### Prompt
Leave the pictures out and transcribe every record exactly.

### Stored records
>>

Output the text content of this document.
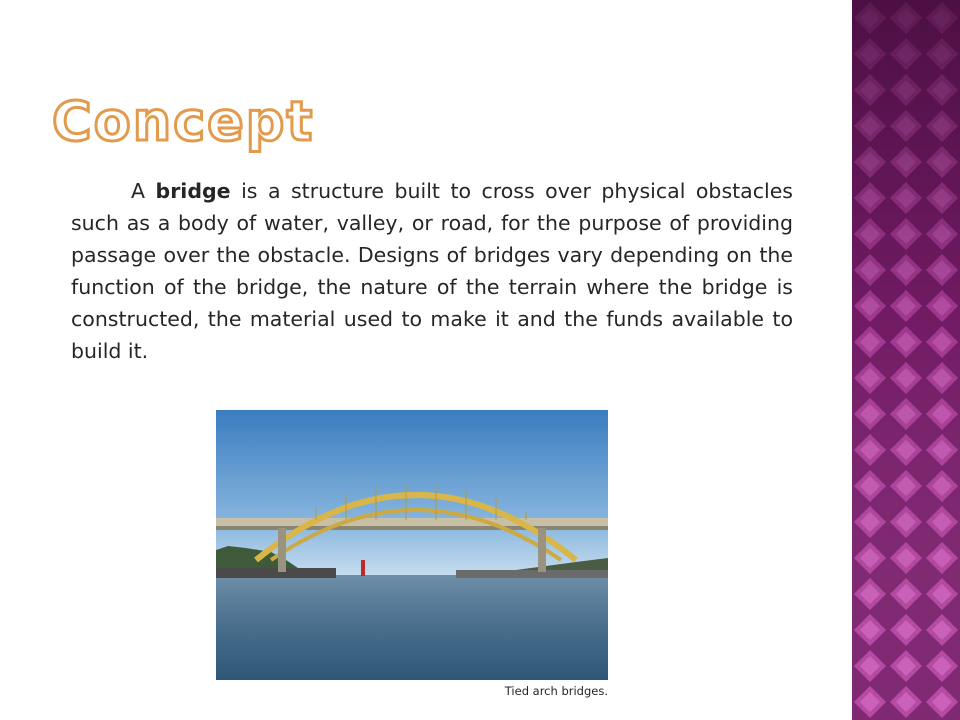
Concept

A bridge is a structure built to cross over physical obstacles such as a body of water, valley, or road, for the purpose of providing passage over the obstacle. Designs of bridges vary depending on the function of the bridge, the nature of the terrain where the bridge is constructed, the material used to make it and the funds available to build it.

Tied arch bridges.
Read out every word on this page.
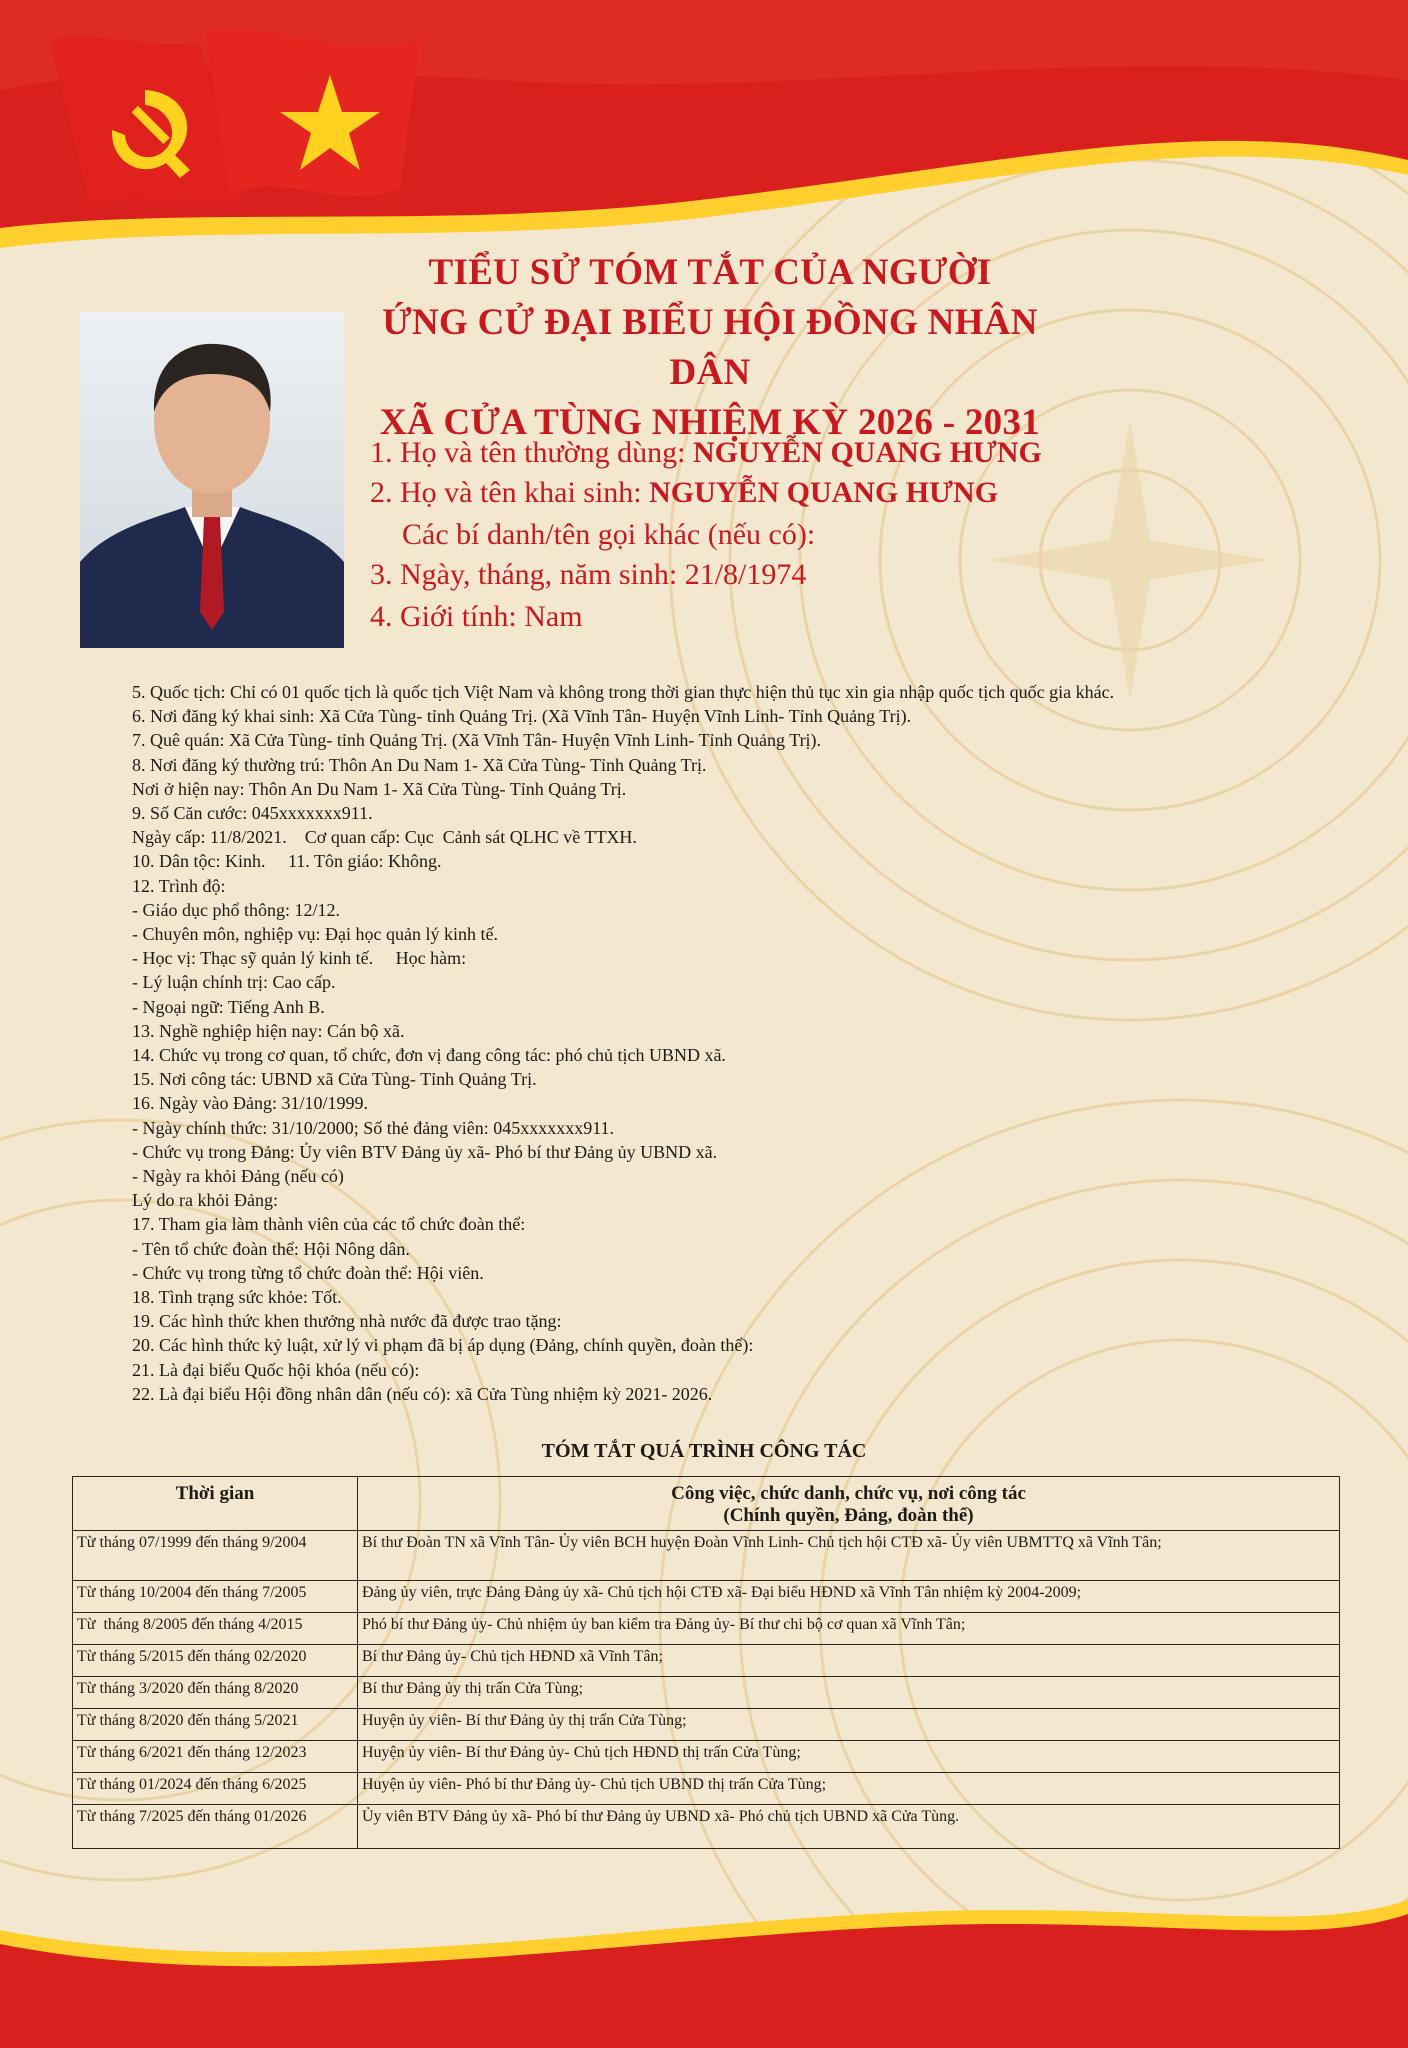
TIỂU SỬ TÓM TẮT CỦA NGƯỜI
ỨNG CỬ ĐẠI BIỂU HỘI ĐỒNG NHÂN DÂN
XÃ CỬA TÙNG NHIỆM KỲ 2026 - 2031
1. Họ và tên thường dùng: NGUYỄN QUANG HƯNG
2. Họ và tên khai sinh: NGUYỄN QUANG HƯNG
Các bí danh/tên gọi khác (nếu có):
3. Ngày, tháng, năm sinh: 21/8/1974
4. Giới tính: Nam
5. Quốc tịch: Chỉ có 01 quốc tịch là quốc tịch Việt Nam và không trong thời gian thực hiện thủ tục xin gia nhập quốc tịch quốc gia khác.
6. Nơi đăng ký khai sinh: Xã Cửa Tùng- tỉnh Quảng Trị. (Xã Vĩnh Tân- Huyện Vĩnh Linh- Tỉnh Quảng Trị).
7. Quê quán: Xã Cửa Tùng- tỉnh Quảng Trị. (Xã Vĩnh Tân- Huyện Vĩnh Linh- Tỉnh Quảng Trị).
8. Nơi đăng ký thường trú: Thôn An Du Nam 1- Xã Cửa Tùng- Tỉnh Quảng Trị.
Nơi ở hiện nay: Thôn An Du Nam 1- Xã Cửa Tùng- Tỉnh Quảng Trị.
9. Số Căn cước: 045xxxxxxx911.
Ngày cấp: 11/8/2021.    Cơ quan cấp: Cục  Cảnh sát QLHC về TTXH.
10. Dân tộc: Kinh.     11. Tôn giáo: Không.
12. Trình độ:
- Giáo dục phổ thông: 12/12.
- Chuyên môn, nghiệp vụ: Đại học quản lý kinh tế.
- Học vị: Thạc sỹ quản lý kinh tế.     Học hàm:
- Lý luận chính trị: Cao cấp.
- Ngoại ngữ: Tiếng Anh B.
13. Nghề nghiệp hiện nay: Cán bộ xã.
14. Chức vụ trong cơ quan, tổ chức, đơn vị đang công tác: phó chủ tịch UBND xã.
15. Nơi công tác: UBND xã Cửa Tùng- Tỉnh Quảng Trị.
16. Ngày vào Đảng: 31/10/1999.
- Ngày chính thức: 31/10/2000; Số thẻ đảng viên: 045xxxxxxx911.
- Chức vụ trong Đảng: Ủy viên BTV Đảng ủy xã- Phó bí thư Đảng ủy UBND xã.
- Ngày ra khỏi Đảng (nếu có)
Lý do ra khỏi Đảng:
17. Tham gia làm thành viên của các tổ chức đoàn thể:
- Tên tổ chức đoàn thể: Hội Nông dân.
- Chức vụ trong từng tổ chức đoàn thể: Hội viên.
18. Tình trạng sức khỏe: Tốt.
19. Các hình thức khen thưởng nhà nước đã được trao tặng:
20. Các hình thức kỷ luật, xử lý vi phạm đã bị áp dụng (Đảng, chính quyền, đoàn thể):
21. Là đại biểu Quốc hội khóa (nếu có):
22. Là đại biểu Hội đồng nhân dân (nếu có): xã Cửa Tùng nhiệm kỳ 2021- 2026.
TÓM TẮT QUÁ TRÌNH CÔNG TÁC
Thời gian	Công việc, chức danh, chức vụ, nơi công tác
(Chính quyền, Đảng, đoàn thể)

Từ tháng 07/1999 đến tháng 9/2004	Bí thư Đoàn TN xã Vĩnh Tân- Ủy viên BCH huyện Đoàn Vĩnh Linh- Chủ tịch hội CTĐ xã- Ủy viên UBMTTQ xã Vĩnh Tân;
Từ tháng 10/2004 đến tháng 7/2005	Đảng ủy viên, trực Đảng Đảng ủy xã- Chủ tịch hội CTĐ xã- Đại biểu HĐND xã Vĩnh Tân nhiệm kỳ 2004-2009;
Từ  tháng 8/2005 đến tháng 4/2015	Phó bí thư Đảng ủy- Chủ nhiệm ủy ban kiểm tra Đảng ủy- Bí thư chi bộ cơ quan xã Vĩnh Tân;
Từ tháng 5/2015 đến tháng 02/2020	Bí thư Đảng ủy- Chủ tịch HĐND xã Vĩnh Tân;
Từ tháng 3/2020 đến tháng 8/2020	Bí thư Đảng ủy thị trấn Cửa Tùng;
Từ tháng 8/2020 đến tháng 5/2021	Huyện ủy viên- Bí thư Đảng ủy thị trấn Cửa Tùng;
Từ tháng 6/2021 đến tháng 12/2023	Huyện ủy viên- Bí thư Đảng ủy- Chủ tịch HĐND thị trấn Cửa Tùng;
Từ tháng 01/2024 đến tháng 6/2025	Huyện ủy viên- Phó bí thư Đảng ủy- Chủ tịch UBND thị trấn Cửa Tùng;
Từ tháng 7/2025 đến tháng 01/2026	Ủy viên BTV Đảng ủy xã- Phó bí thư Đảng ủy UBND xã- Phó chủ tịch UBND xã Cửa Tùng.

<<

### Full answer
Output the text content of this document.
Concept

A bridge is a structure built to cross over physical obstacles such as a body of water, valley, or road, for the purpose of providing passage over the obstacle. Designs of bridges vary depending on the function of the bridge, the nature of the terrain where the bridge is constructed, the material used to make it and the funds available to build it.

Tied arch bridges.
Read out every word on this page.
TIỂU SỬ TÓM TẮT CỦA NGƯỜI
ỨNG CỬ ĐẠI BIỂU HỘI ĐỒNG NHÂN DÂN
XÃ CỬA TÙNG NHIỆM KỲ 2026 - 2031
1. Họ và tên thường dùng: NGUYỄN QUANG HƯNG
2. Họ và tên khai sinh: NGUYỄN QUANG HƯNG
Các bí danh/tên gọi khác (nếu có):
3. Ngày, tháng, năm sinh: 21/8/1974
4. Giới tính: Nam
5. Quốc tịch: Chỉ có 01 quốc tịch là quốc tịch Việt Nam và không trong thời gian thực hiện thủ tục xin gia nhập quốc tịch quốc gia khác.
6. Nơi đăng ký khai sinh: Xã Cửa Tùng- tỉnh Quảng Trị. (Xã Vĩnh Tân- Huyện Vĩnh Linh- Tỉnh Quảng Trị).
7. Quê quán: Xã Cửa Tùng- tỉnh Quảng Trị. (Xã Vĩnh Tân- Huyện Vĩnh Linh- Tỉnh Quảng Trị).
8. Nơi đăng ký thường trú: Thôn An Du Nam 1- Xã Cửa Tùng- Tỉnh Quảng Trị.
Nơi ở hiện nay: Thôn An Du Nam 1- Xã Cửa Tùng- Tỉnh Quảng Trị.
9. Số Căn cước: 045xxxxxxx911.
Ngày cấp: 11/8/2021.    Cơ quan cấp: Cục  Cảnh sát QLHC về TTXH.
10. Dân tộc: Kinh.     11. Tôn giáo: Không.
12. Trình độ:
- Giáo dục phổ thông: 12/12.
- Chuyên môn, nghiệp vụ: Đại học quản lý kinh tế.
- Học vị: Thạc sỹ quản lý kinh tế.     Học hàm:
- Lý luận chính trị: Cao cấp.
- Ngoại ngữ: Tiếng Anh B.
13. Nghề nghiệp hiện nay: Cán bộ xã.
14. Chức vụ trong cơ quan, tổ chức, đơn vị đang công tác: phó chủ tịch UBND xã.
15. Nơi công tác: UBND xã Cửa Tùng- Tỉnh Quảng Trị.
16. Ngày vào Đảng: 31/10/1999.
- Ngày chính thức: 31/10/2000; Số thẻ đảng viên: 045xxxxxxx911.
- Chức vụ trong Đảng: Ủy viên BTV Đảng ủy xã- Phó bí thư Đảng ủy UBND xã.
- Ngày ra khỏi Đảng (nếu có)
Lý do ra khỏi Đảng:
17. Tham gia làm thành viên của các tổ chức đoàn thể:
- Tên tổ chức đoàn thể: Hội Nông dân.
- Chức vụ trong từng tổ chức đoàn thể: Hội viên.
18. Tình trạng sức khỏe: Tốt.
19. Các hình thức khen thưởng nhà nước đã được trao tặng:
20. Các hình thức kỷ luật, xử lý vi phạm đã bị áp dụng (Đảng, chính quyền, đoàn thể):
21. Là đại biểu Quốc hội khóa (nếu có):
22. Là đại biểu Hội đồng nhân dân (nếu có): xã Cửa Tùng nhiệm kỳ 2021- 2026.
TÓM TẮT QUÁ TRÌNH CÔNG TÁC
Thời gian	Công việc, chức danh, chức vụ, nơi công tác
(Chính quyền, Đảng, đoàn thể)

Từ tháng 07/1999 đến tháng 9/2004	Bí thư Đoàn TN xã Vĩnh Tân- Ủy viên BCH huyện Đoàn Vĩnh Linh- Chủ tịch hội CTĐ xã- Ủy viên UBMTTQ xã Vĩnh Tân;
Từ tháng 10/2004 đến tháng 7/2005	Đảng ủy viên, trực Đảng Đảng ủy xã- Chủ tịch hội CTĐ xã- Đại biểu HĐND xã Vĩnh Tân nhiệm kỳ 2004-2009;
Từ  tháng 8/2005 đến tháng 4/2015	Phó bí thư Đảng ủy- Chủ nhiệm ủy ban kiểm tra Đảng ủy- Bí thư chi bộ cơ quan xã Vĩnh Tân;
Từ tháng 5/2015 đến tháng 02/2020	Bí thư Đảng ủy- Chủ tịch HĐND xã Vĩnh Tân;
Từ tháng 3/2020 đến tháng 8/2020	Bí thư Đảng ủy thị trấn Cửa Tùng;
Từ tháng 8/2020 đến tháng 5/2021	Huyện ủy viên- Bí thư Đảng ủy thị trấn Cửa Tùng;
Từ tháng 6/2021 đến tháng 12/2023	Huyện ủy viên- Bí thư Đảng ủy- Chủ tịch HĐND thị trấn Cửa Tùng;
Từ tháng 01/2024 đến tháng 6/2025	Huyện ủy viên- Phó bí thư Đảng ủy- Chủ tịch UBND thị trấn Cửa Tùng;
Từ tháng 7/2025 đến tháng 01/2026	Ủy viên BTV Đảng ủy xã- Phó bí thư Đảng ủy UBND xã- Phó chủ tịch UBND xã Cửa Tùng.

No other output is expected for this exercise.